= Extrait cité =
Justice. Deux hommes sont aux abords du supermarché du quartier de la Cigale à Nîmes et voient une personne âgée y pénétrer. Un individu entre lui aussi dans le magasin et ressort quelques minutes plus tard en ciblant cette dame, âgée de 82 ans. Les deux complices vont la suivre jusqu'à son domicile et devant son portail d'entrée. Un trentenaire lance la conversation qui avait pour but de rassurer la dame. L'octogénaire n'a pas le temps de répondre. Son collier est arraché, elle saigne au niveau de son visage. Bien sûr la victime ne parvient pas à rattraper son agresseur qui s'enfuie avec un complice à bord d'un véhicule loué. L'agresseur est aperçu sur les caméras de vidéo protection du magasin, il porte un bracelet électronique au pied.
Un homme, âgé de 30 ans, qui a été arrêté un an plus tard, durant l'été 2026, et qui est déjà très connu des autorités. Il a 29 condamnations sur son casier. "Il s'agit de faits d'une grande lâcheté, un vol violence sur une personne âgée. Il l'a choisie car elle est seule, fragile, isolée à ce moment-là ", dénonce le procureur Arnaud Massip qui demande 5 ans de prison avec un maintien en détention.
"Il ne minimise pas les faits, il reconnaît et regrette", plaide son conseil maître Salomé Auliard.
Le complice lui a un rôle plus secondaire, il aurait conduit la voiture et affirme qu'il ne connaissait pas les intentions de son camarade d'expédition délictuelle. Le procureur n'a pas de doutes sur sa culpabilité et souhaite une peine de 3 ans dont deux ans avec un sursis probatoire pour ce jeune qui est connu pour un autre vol avec violence survenu lorsqu'il était mineur.
"Je plaide pour une dame, une grand-mère de 82 ans, je plaide pour une victime d'une agression hyper lâche", souligne Maître Caroline Pichon qui relate que le collier d'une valeur de 4 490 euros et d'une grande valeur sentimentale n'a jamais été retrouvé.
Le tribunal a finalement condamné les deux hommes. Le plus jeune écope de 2 ans avec un sursis probatoire de deux ans l'obligeant à travailler et à rembourser la victime. L'auteur de l'agression est lui condamné à 5 ans avec un maintien en détention.

= Consigne 1 =
Pouvez-vous condenser en liste le paragraphe de l'extrait cité qui commence par « Le tribunal a finalement condamné », sans perdre ses faits principaux ?
= Consigne 2 =
Pouvez-vous recopier tel quel le passage de l'extrait cité qui s'ouvre sur les mots contenant « Le tribunal a » et se termine par « ans avec un maintien en détention. » ?

= Données fournies =
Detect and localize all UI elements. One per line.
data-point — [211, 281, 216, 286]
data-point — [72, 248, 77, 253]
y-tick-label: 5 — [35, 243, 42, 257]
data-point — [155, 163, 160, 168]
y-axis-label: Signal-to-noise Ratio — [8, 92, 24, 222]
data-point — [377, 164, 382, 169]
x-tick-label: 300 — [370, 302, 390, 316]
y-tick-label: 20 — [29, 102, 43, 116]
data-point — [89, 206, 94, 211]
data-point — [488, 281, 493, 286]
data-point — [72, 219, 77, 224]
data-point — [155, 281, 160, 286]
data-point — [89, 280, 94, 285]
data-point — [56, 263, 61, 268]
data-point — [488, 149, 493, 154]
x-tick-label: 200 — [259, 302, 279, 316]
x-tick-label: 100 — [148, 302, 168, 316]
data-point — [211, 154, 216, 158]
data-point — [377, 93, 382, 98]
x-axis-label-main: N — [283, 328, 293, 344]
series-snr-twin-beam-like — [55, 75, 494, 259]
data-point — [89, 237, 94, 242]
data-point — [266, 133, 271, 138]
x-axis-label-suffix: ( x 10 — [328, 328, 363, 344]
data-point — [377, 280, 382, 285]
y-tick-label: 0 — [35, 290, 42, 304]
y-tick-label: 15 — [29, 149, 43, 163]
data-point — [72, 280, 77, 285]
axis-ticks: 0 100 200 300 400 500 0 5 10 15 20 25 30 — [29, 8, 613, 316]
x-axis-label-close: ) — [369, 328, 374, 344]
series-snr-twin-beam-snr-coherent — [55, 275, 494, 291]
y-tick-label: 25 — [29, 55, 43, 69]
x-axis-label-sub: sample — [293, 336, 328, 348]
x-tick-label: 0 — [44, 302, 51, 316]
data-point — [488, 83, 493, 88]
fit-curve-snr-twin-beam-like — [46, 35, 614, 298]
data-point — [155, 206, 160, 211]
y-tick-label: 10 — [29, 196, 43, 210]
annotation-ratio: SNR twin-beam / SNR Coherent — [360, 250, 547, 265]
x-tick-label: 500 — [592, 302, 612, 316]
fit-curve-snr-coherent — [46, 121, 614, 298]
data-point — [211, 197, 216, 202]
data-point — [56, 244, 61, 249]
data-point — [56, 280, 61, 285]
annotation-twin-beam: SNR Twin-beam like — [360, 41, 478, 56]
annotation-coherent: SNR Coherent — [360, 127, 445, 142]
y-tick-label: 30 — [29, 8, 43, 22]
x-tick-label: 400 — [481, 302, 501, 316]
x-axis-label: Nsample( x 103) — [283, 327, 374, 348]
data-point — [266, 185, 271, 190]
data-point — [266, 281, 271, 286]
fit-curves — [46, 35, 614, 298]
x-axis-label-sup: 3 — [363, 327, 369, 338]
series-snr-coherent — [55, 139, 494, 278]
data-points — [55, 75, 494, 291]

= Réponse 1 =
- Le tribunal a condamné les deux hommes.
- Le plus jeune : 2 ans avec un sursis probatoire de deux ans, avec obligation de travailler et de rembourser la victime.
- L'auteur de l'agression : 5 ans avec maintien en détention.

= Réponse 2 =
Le tribunal a finalement condamné les deux hommes. Le plus jeune écope de 2 ans avec un sursis probatoire de deux ans l'obligeant à travailler et à rembourser la victime. L'auteur de l'agression est lui condamné à 5 ans avec un maintien en détention.